** begin **

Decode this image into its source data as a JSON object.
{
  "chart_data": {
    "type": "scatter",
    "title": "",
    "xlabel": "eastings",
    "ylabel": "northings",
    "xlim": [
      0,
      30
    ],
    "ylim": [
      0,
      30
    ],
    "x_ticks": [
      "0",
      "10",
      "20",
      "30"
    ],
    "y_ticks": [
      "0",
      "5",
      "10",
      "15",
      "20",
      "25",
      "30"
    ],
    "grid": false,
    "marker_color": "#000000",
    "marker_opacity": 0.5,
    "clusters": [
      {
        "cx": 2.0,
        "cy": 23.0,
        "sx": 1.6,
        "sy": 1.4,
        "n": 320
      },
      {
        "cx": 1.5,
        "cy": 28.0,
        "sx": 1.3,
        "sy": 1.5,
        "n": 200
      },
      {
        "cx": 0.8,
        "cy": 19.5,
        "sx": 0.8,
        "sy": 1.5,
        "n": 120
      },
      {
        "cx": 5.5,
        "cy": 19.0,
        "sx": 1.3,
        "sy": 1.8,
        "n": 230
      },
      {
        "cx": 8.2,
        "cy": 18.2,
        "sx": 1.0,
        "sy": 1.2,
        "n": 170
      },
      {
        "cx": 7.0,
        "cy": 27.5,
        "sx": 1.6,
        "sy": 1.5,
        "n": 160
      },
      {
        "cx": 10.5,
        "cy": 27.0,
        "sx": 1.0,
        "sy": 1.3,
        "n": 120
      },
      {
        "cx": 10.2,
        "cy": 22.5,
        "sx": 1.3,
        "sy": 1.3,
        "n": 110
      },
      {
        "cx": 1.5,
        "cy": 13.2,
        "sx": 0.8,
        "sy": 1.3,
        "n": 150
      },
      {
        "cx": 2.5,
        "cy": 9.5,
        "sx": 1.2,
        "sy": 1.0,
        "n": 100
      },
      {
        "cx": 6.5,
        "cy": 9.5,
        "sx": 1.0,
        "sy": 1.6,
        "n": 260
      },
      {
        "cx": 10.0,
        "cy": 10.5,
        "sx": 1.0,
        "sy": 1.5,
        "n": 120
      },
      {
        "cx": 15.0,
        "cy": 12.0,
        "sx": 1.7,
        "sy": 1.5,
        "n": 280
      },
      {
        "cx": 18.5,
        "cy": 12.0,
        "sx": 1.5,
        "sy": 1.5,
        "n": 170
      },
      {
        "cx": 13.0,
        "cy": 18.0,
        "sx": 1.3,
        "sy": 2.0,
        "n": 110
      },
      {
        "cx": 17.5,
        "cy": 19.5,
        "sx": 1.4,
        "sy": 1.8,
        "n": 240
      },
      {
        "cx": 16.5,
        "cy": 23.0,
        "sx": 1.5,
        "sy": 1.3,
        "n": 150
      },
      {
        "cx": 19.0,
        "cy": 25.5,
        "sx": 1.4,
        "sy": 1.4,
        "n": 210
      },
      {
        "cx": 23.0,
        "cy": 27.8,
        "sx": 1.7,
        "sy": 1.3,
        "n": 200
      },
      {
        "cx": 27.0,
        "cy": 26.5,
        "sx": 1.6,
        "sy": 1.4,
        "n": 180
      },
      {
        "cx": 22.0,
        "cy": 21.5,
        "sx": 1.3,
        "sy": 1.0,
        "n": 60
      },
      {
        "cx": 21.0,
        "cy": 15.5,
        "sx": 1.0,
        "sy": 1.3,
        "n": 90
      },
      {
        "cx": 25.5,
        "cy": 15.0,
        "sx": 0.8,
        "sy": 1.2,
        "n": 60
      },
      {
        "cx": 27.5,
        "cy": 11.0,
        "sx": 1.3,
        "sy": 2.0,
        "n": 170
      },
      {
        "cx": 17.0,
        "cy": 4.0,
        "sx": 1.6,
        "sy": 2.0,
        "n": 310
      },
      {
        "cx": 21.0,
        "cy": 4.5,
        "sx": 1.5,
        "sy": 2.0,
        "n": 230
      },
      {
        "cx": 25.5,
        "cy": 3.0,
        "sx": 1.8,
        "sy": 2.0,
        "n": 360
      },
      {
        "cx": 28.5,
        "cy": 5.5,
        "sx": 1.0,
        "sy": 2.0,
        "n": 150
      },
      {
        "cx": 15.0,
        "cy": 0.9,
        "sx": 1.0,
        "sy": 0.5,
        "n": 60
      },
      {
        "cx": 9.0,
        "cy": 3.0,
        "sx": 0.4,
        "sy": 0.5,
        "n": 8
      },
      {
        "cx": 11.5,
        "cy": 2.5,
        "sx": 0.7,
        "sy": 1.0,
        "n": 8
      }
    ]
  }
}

** end **

__GOAL__
Reproduce each record exactly as it appears.

__ANSWER TO THE PROBLEM__
Decode this image into its source data as a JSON object.
{
  "chart_data": {
    "type": "scatter",
    "title": "",
    "xlabel": "eastings",
    "ylabel": "northings",
    "xlim": [
      0,
      30
    ],
    "ylim": [
      0,
      30
    ],
    "x_ticks": [
      "0",
      "10",
      "20",
      "30"
    ],
    "y_ticks": [
      "0",
      "5",
      "10",
      "15",
      "20",
      "25",
      "30"
    ],
    "grid": false,
    "marker_color": "#000000",
    "marker_opacity": 0.5,
    "clusters": [
      {
        "cx": 2.0,
        "cy": 23.0,
        "sx": 1.6,
        "sy": 1.4,
        "n": 320
      },
      {
        "cx": 1.5,
        "cy": 28.0,
        "sx": 1.3,
        "sy": 1.5,
        "n": 200
      },
      {
        "cx": 0.8,
        "cy": 19.5,
        "sx": 0.8,
        "sy": 1.5,
        "n": 120
      },
      {
        "cx": 5.5,
        "cy": 19.0,
        "sx": 1.3,
        "sy": 1.8,
        "n": 230
      },
      {
        "cx": 8.2,
        "cy": 18.2,
        "sx": 1.0,
        "sy": 1.2,
        "n": 170
      },
      {
        "cx": 7.0,
        "cy": 27.5,
        "sx": 1.6,
        "sy": 1.5,
        "n": 160
      },
      {
        "cx": 10.5,
        "cy": 27.0,
        "sx": 1.0,
        "sy": 1.3,
        "n": 120
      },
      {
        "cx": 10.2,
        "cy": 22.5,
        "sx": 1.3,
        "sy": 1.3,
        "n": 110
      },
      {
        "cx": 1.5,
        "cy": 13.2,
        "sx": 0.8,
        "sy": 1.3,
        "n": 150
      },
      {
        "cx": 2.5,
        "cy": 9.5,
        "sx": 1.2,
        "sy": 1.0,
        "n": 100
      },
      {
        "cx": 6.5,
        "cy": 9.5,
        "sx": 1.0,
        "sy": 1.6,
        "n": 260
      },
      {
        "cx": 10.0,
        "cy": 10.5,
        "sx": 1.0,
        "sy": 1.5,
        "n": 120
      },
      {
        "cx": 15.0,
        "cy": 12.0,
        "sx": 1.7,
        "sy": 1.5,
        "n": 280
      },
      {
        "cx": 18.5,
        "cy": 12.0,
        "sx": 1.5,
        "sy": 1.5,
        "n": 170
      },
      {
        "cx": 13.0,
        "cy": 18.0,
        "sx": 1.3,
        "sy": 2.0,
        "n": 110
      },
      {
        "cx": 17.5,
        "cy": 19.5,
        "sx": 1.4,
        "sy": 1.8,
        "n": 240
      },
      {
        "cx": 16.5,
        "cy": 23.0,
        "sx": 1.5,
        "sy": 1.3,
        "n": 150
      },
      {
        "cx": 19.0,
        "cy": 25.5,
        "sx": 1.4,
        "sy": 1.4,
        "n": 210
      },
      {
        "cx": 23.0,
        "cy": 27.8,
        "sx": 1.7,
        "sy": 1.3,
        "n": 200
      },
      {
        "cx": 27.0,
        "cy": 26.5,
        "sx": 1.6,
        "sy": 1.4,
        "n": 180
      },
      {
        "cx": 22.0,
        "cy": 21.5,
        "sx": 1.3,
        "sy": 1.0,
        "n": 60
      },
      {
        "cx": 21.0,
        "cy": 15.5,
        "sx": 1.0,
        "sy": 1.3,
        "n": 90
      },
      {
        "cx": 25.5,
        "cy": 15.0,
        "sx": 0.8,
        "sy": 1.2,
        "n": 60
      },
      {
        "cx": 27.5,
        "cy": 11.0,
        "sx": 1.3,
        "sy": 2.0,
        "n": 170
      },
      {
        "cx": 17.0,
        "cy": 4.0,
        "sx": 1.6,
        "sy": 2.0,
        "n": 310
      },
      {
        "cx": 21.0,
        "cy": 4.5,
        "sx": 1.5,
        "sy": 2.0,
        "n": 230
      },
      {
        "cx": 25.5,
        "cy": 3.0,
        "sx": 1.8,
        "sy": 2.0,
        "n": 360
      },
      {
        "cx": 28.5,
        "cy": 5.5,
        "sx": 1.0,
        "sy": 2.0,
        "n": 150
      },
      {
        "cx": 15.0,
        "cy": 0.9,
        "sx": 1.0,
        "sy": 0.5,
        "n": 60
      },
      {
        "cx": 9.0,
        "cy": 3.0,
        "sx": 0.4,
        "sy": 0.5,
        "n": 8
      },
      {
        "cx": 11.5,
        "cy": 2.5,
        "sx": 0.7,
        "sy": 1.0,
        "n": 8
      }
    ]
  }
}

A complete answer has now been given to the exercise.